_TO DO_
Omit all pictures, then retype the data exactly as given.

Stored records
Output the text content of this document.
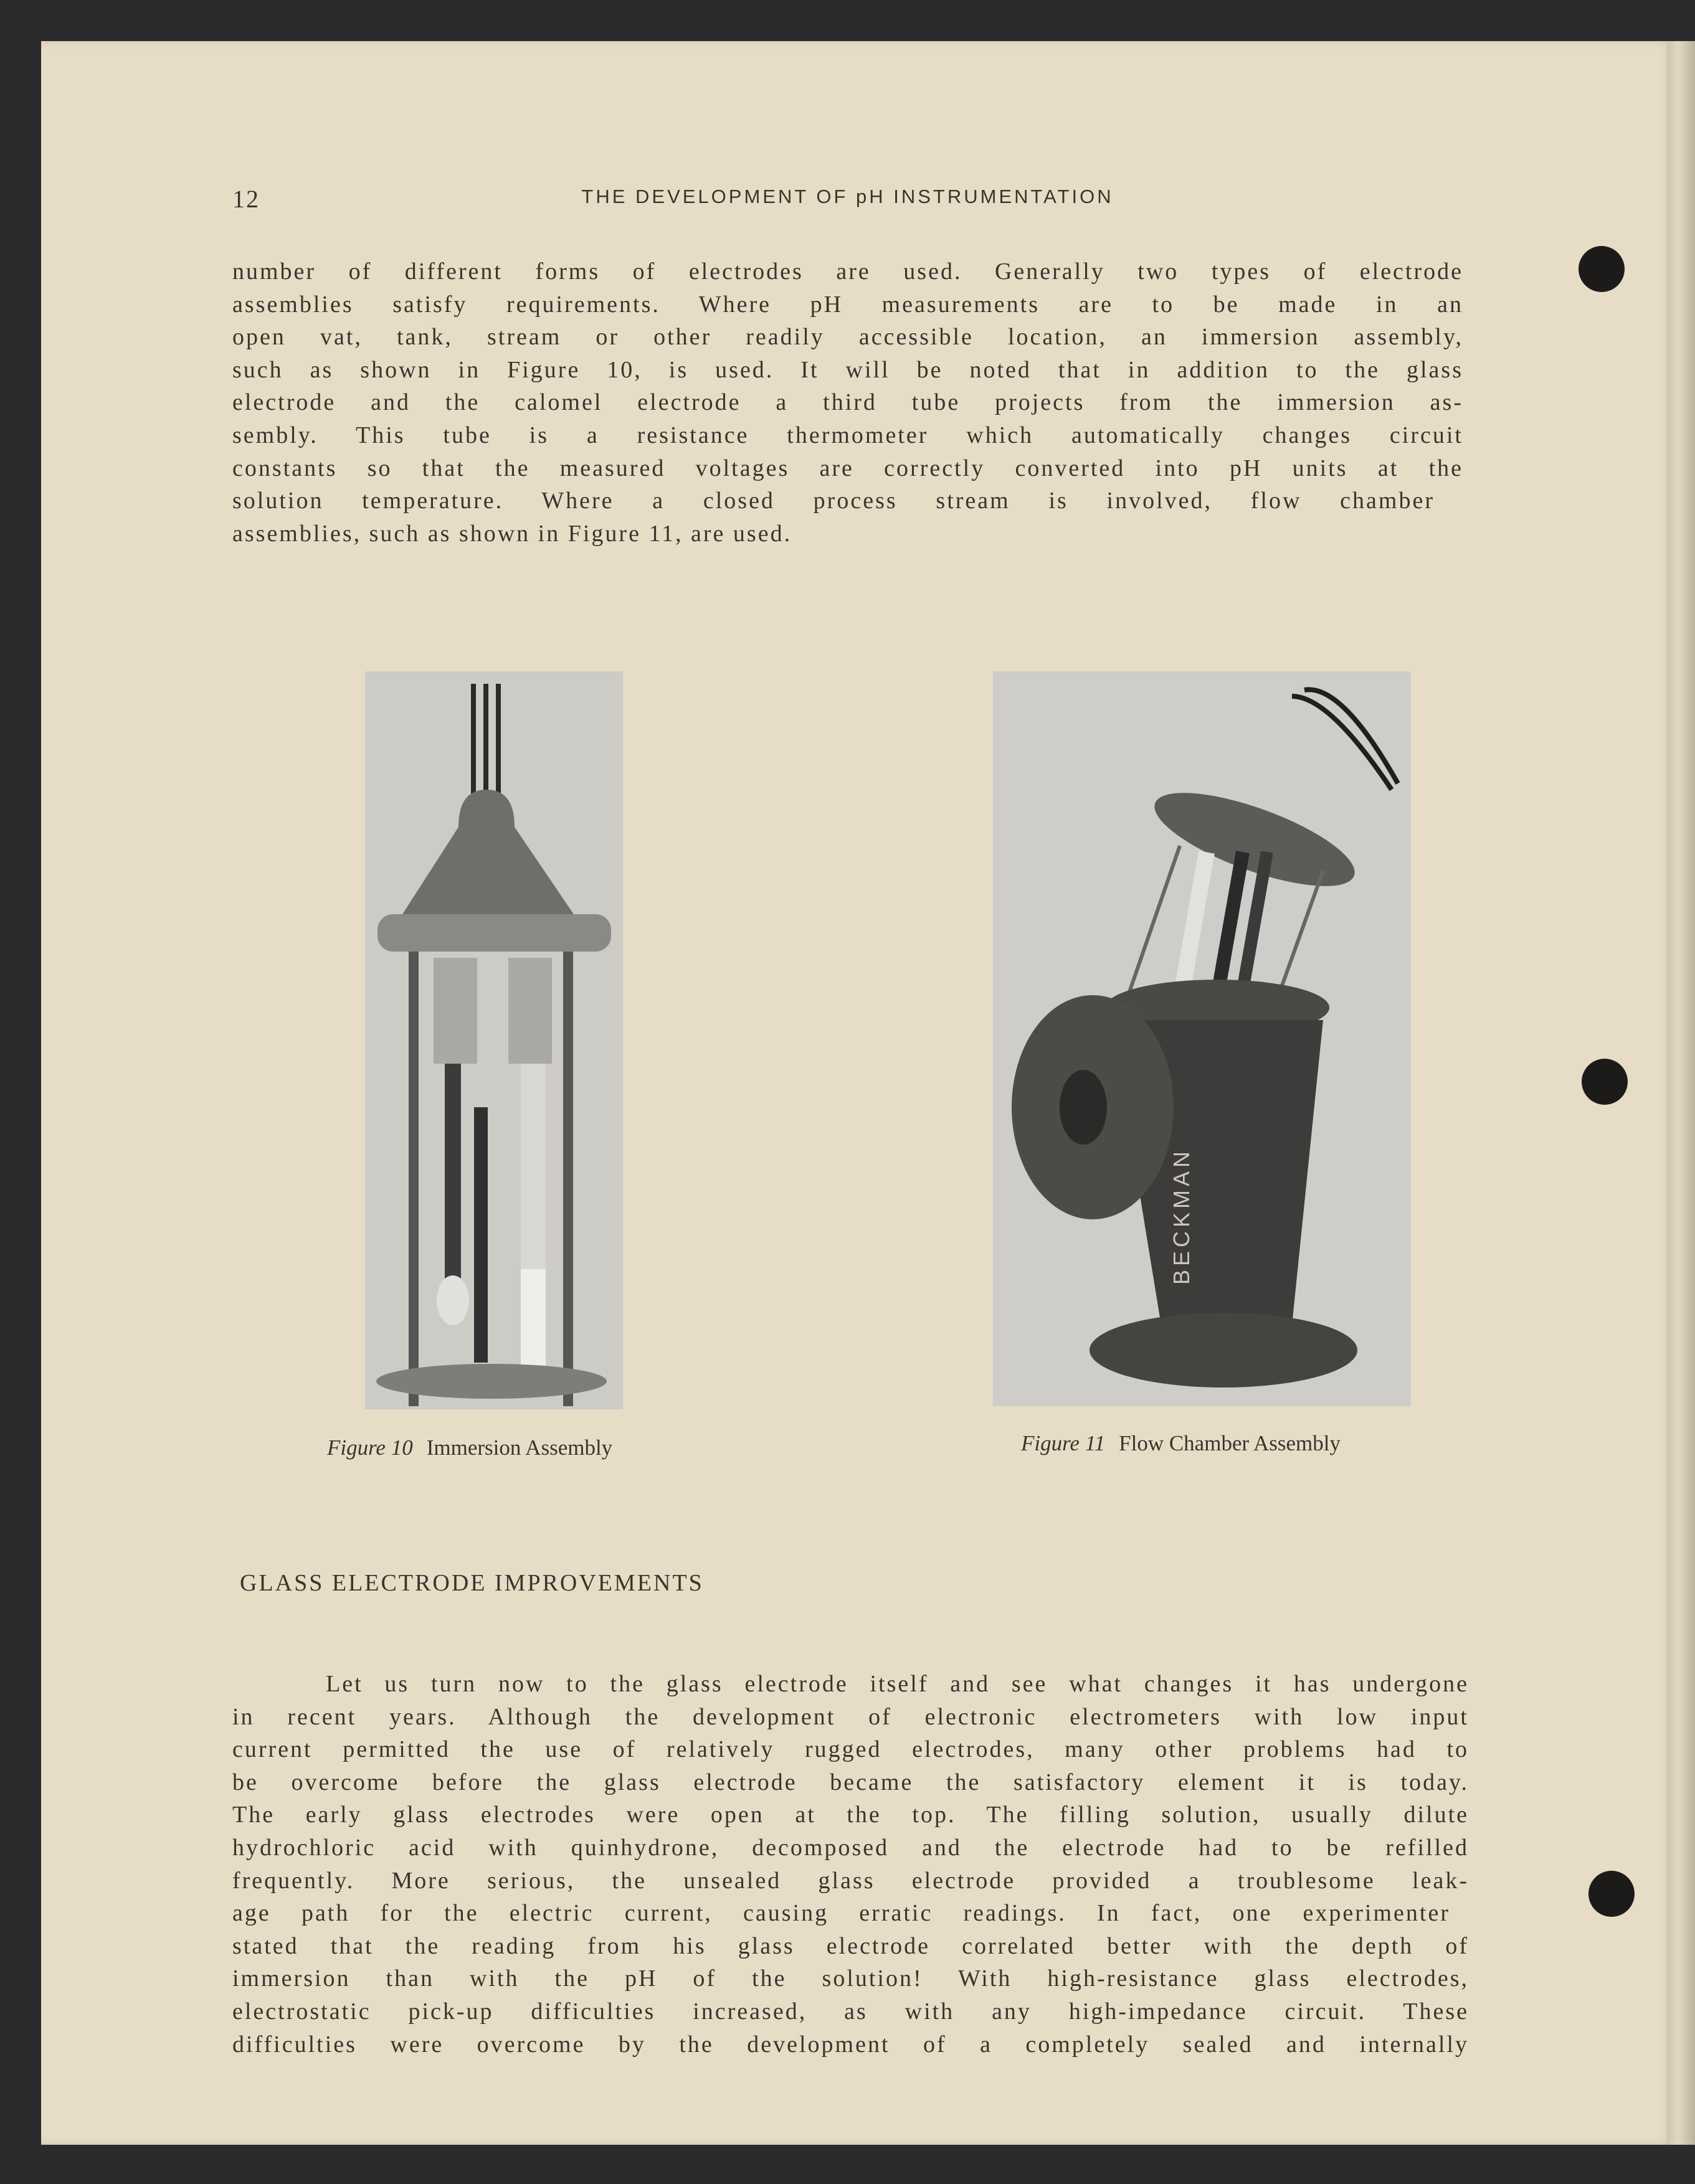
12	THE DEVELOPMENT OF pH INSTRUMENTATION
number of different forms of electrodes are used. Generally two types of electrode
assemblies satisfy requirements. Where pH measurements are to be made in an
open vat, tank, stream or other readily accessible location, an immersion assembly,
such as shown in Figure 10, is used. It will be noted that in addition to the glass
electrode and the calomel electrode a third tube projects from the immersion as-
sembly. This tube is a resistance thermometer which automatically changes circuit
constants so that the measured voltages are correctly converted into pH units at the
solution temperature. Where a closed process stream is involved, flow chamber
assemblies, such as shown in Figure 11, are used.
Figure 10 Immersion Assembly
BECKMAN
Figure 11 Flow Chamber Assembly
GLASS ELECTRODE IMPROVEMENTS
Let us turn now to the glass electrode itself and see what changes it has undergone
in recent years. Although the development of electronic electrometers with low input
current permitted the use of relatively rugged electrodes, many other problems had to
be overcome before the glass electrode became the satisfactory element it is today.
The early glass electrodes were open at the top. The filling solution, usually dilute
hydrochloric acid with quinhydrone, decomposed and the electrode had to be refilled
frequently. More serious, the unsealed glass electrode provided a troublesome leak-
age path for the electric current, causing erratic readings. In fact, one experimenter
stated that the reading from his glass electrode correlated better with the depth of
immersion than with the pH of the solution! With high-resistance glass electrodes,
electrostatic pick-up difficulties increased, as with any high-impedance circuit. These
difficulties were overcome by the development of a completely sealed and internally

_SOLUTION FOR THIS EXERCISE_
Output the text content of this document.
12	THE DEVELOPMENT OF pH INSTRUMENTATION
number of different forms of electrodes are used. Generally two types of electrode
assemblies satisfy requirements. Where pH measurements are to be made in an
open vat, tank, stream or other readily accessible location, an immersion assembly,
such as shown in Figure 10, is used. It will be noted that in addition to the glass
electrode and the calomel electrode a third tube projects from the immersion as-
sembly. This tube is a resistance thermometer which automatically changes circuit
constants so that the measured voltages are correctly converted into pH units at the
solution temperature. Where a closed process stream is involved, flow chamber
assemblies, such as shown in Figure 11, are used.
Figure 10 Immersion Assembly
BECKMAN
Figure 11 Flow Chamber Assembly
GLASS ELECTRODE IMPROVEMENTS
Let us turn now to the glass electrode itself and see what changes it has undergone
in recent years. Although the development of electronic electrometers with low input
current permitted the use of relatively rugged electrodes, many other problems had to
be overcome before the glass electrode became the satisfactory element it is today.
The early glass electrodes were open at the top. The filling solution, usually dilute
hydrochloric acid with quinhydrone, decomposed and the electrode had to be refilled
frequently. More serious, the unsealed glass electrode provided a troublesome leak-
age path for the electric current, causing erratic readings. In fact, one experimenter
stated that the reading from his glass electrode correlated better with the depth of
immersion than with the pH of the solution! With high-resistance glass electrodes,
electrostatic pick-up difficulties increased, as with any high-impedance circuit. These
difficulties were overcome by the development of a completely sealed and internally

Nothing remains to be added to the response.